▶ **THE REQUEST**:
Identify the lines that contain the word "list", then copy them.

(Stored data)
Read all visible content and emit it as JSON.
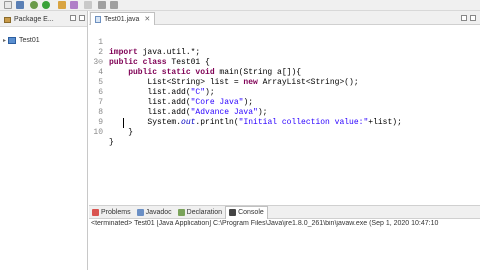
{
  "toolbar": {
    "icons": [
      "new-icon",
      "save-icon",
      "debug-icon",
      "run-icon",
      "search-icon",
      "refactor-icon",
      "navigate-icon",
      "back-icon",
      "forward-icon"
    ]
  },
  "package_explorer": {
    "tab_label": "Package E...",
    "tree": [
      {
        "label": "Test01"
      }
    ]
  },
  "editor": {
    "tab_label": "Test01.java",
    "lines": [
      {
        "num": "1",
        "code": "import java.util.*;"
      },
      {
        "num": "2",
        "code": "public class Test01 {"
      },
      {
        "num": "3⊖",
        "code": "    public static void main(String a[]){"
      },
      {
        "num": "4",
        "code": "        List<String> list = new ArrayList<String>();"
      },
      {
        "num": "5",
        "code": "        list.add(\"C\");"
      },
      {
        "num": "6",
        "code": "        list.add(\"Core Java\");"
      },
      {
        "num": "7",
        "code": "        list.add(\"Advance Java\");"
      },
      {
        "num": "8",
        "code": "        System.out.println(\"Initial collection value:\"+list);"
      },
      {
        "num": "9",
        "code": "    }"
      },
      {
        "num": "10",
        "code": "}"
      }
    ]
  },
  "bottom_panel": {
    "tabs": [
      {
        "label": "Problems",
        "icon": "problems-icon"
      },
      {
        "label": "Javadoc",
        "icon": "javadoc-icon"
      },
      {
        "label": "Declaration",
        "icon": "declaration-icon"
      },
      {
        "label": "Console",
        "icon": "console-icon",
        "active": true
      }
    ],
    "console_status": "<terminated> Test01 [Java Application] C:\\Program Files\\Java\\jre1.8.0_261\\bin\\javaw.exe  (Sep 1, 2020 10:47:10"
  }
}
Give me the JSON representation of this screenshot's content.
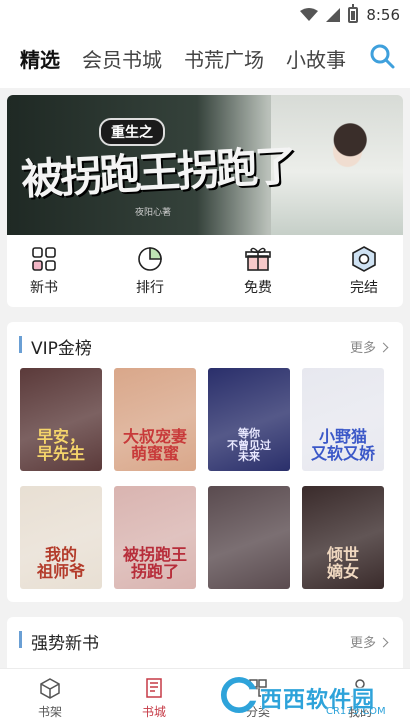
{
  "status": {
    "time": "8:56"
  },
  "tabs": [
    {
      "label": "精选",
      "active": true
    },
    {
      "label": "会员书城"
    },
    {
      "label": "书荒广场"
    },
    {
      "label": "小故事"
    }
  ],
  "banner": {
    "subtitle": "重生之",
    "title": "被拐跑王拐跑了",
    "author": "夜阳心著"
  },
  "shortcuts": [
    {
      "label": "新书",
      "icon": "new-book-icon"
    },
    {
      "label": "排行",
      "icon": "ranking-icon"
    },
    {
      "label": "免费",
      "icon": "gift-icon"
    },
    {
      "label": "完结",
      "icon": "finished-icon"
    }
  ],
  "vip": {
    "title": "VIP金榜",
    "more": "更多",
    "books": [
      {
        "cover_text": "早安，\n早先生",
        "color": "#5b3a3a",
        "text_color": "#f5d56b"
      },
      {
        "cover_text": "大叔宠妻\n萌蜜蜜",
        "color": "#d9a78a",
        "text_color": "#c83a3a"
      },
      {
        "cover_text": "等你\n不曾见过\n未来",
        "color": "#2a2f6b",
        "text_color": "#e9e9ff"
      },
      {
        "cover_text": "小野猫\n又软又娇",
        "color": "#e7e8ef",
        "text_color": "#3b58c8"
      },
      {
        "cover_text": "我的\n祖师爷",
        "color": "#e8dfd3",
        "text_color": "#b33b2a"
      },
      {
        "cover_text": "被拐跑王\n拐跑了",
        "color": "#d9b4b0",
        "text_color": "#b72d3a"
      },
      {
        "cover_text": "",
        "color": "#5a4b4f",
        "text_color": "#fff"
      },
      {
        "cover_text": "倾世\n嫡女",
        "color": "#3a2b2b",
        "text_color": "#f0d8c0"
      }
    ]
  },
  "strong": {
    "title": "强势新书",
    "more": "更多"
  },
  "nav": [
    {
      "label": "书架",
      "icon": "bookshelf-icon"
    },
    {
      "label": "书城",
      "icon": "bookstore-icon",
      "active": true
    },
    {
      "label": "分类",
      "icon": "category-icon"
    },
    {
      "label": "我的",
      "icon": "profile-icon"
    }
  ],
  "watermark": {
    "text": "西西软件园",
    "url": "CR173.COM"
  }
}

▶ **SOLUTION FOR THIS PROBLEM**:
        "code": "        List<String> list = new ArrayList<String>();"
        "code": "        list.add(\"C\");"
        "code": "        list.add(\"Core Java\");"
        "code": "        list.add(\"Advance Java\");"
        "code": "        System.out.println(\"Initial collection value:\"+list);"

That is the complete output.